Collected data
—————

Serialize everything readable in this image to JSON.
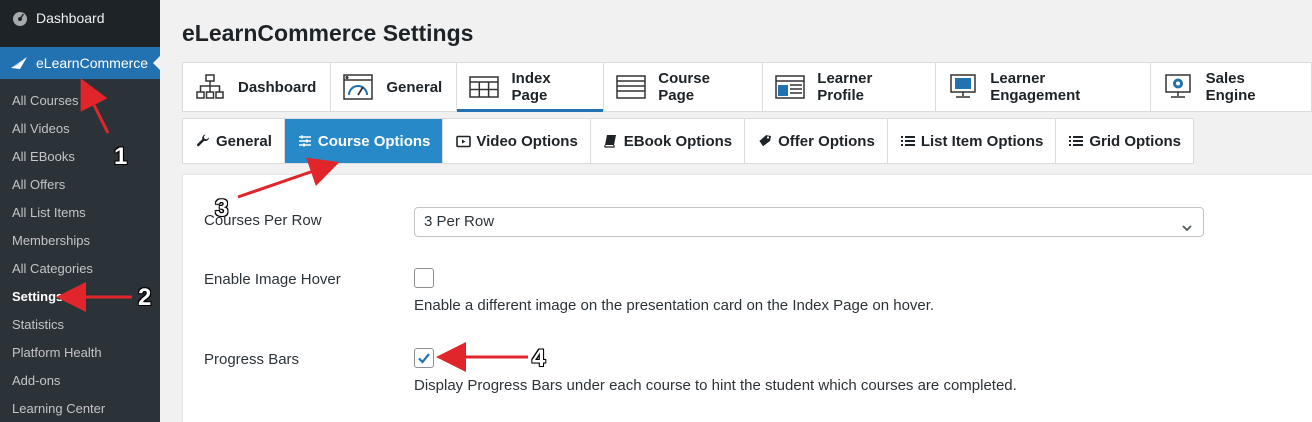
{
  "sidebar": {
    "dashboard_label": "Dashboard",
    "plugin_label": "eLearnCommerce",
    "submenu": [
      "All Courses",
      "All Videos",
      "All EBooks",
      "All Offers",
      "All List Items",
      "Memberships",
      "All Categories",
      "Settings",
      "Statistics",
      "Platform Health",
      "Add-ons",
      "Learning Center"
    ],
    "current_index": 7
  },
  "page": {
    "title": "eLearnCommerce Settings"
  },
  "primary_tabs": [
    {
      "label": "Dashboard",
      "icon": "sitemap-icon"
    },
    {
      "label": "General",
      "icon": "gauge-window-icon"
    },
    {
      "label": "Index Page",
      "icon": "grid-table-icon",
      "active": true
    },
    {
      "label": "Course Page",
      "icon": "list-rows-icon"
    },
    {
      "label": "Learner Profile",
      "icon": "profile-layout-icon"
    },
    {
      "label": "Learner Engagement",
      "icon": "monitor-icon"
    },
    {
      "label": "Sales Engine",
      "icon": "gear-monitor-icon"
    }
  ],
  "secondary_tabs": [
    {
      "label": "General",
      "icon": "wrench-icon"
    },
    {
      "label": "Course Options",
      "icon": "sliders-icon",
      "active": true
    },
    {
      "label": "Video Options",
      "icon": "video-icon"
    },
    {
      "label": "EBook Options",
      "icon": "book-icon"
    },
    {
      "label": "Offer Options",
      "icon": "tag-icon"
    },
    {
      "label": "List Item Options",
      "icon": "list-icon"
    },
    {
      "label": "Grid Options",
      "icon": "list-icon"
    }
  ],
  "settings": {
    "courses_per_row": {
      "label": "Courses Per Row",
      "value": "3 Per Row"
    },
    "image_hover": {
      "label": "Enable Image Hover",
      "checked": false,
      "description": "Enable a different image on the presentation card on the Index Page on hover."
    },
    "progress_bars": {
      "label": "Progress Bars",
      "checked": true,
      "description": "Display Progress Bars under each course to hint the student which courses are completed."
    }
  },
  "annotations": [
    "1",
    "2",
    "3",
    "4"
  ],
  "colors": {
    "sidebar_bg": "#1d2327",
    "submenu_bg": "#2c3338",
    "active_blue": "#2271b1",
    "tab_active_bg": "#2789c7",
    "arrow_red": "#e0262b"
  }
}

—————

### AIM OF THE TASK
Return every line in the listing that contains the word "eLearnCommerce".

### EXERCISE OUTPUT
    "plugin_label": "eLearnCommerce",
    "title": "eLearnCommerce Settings"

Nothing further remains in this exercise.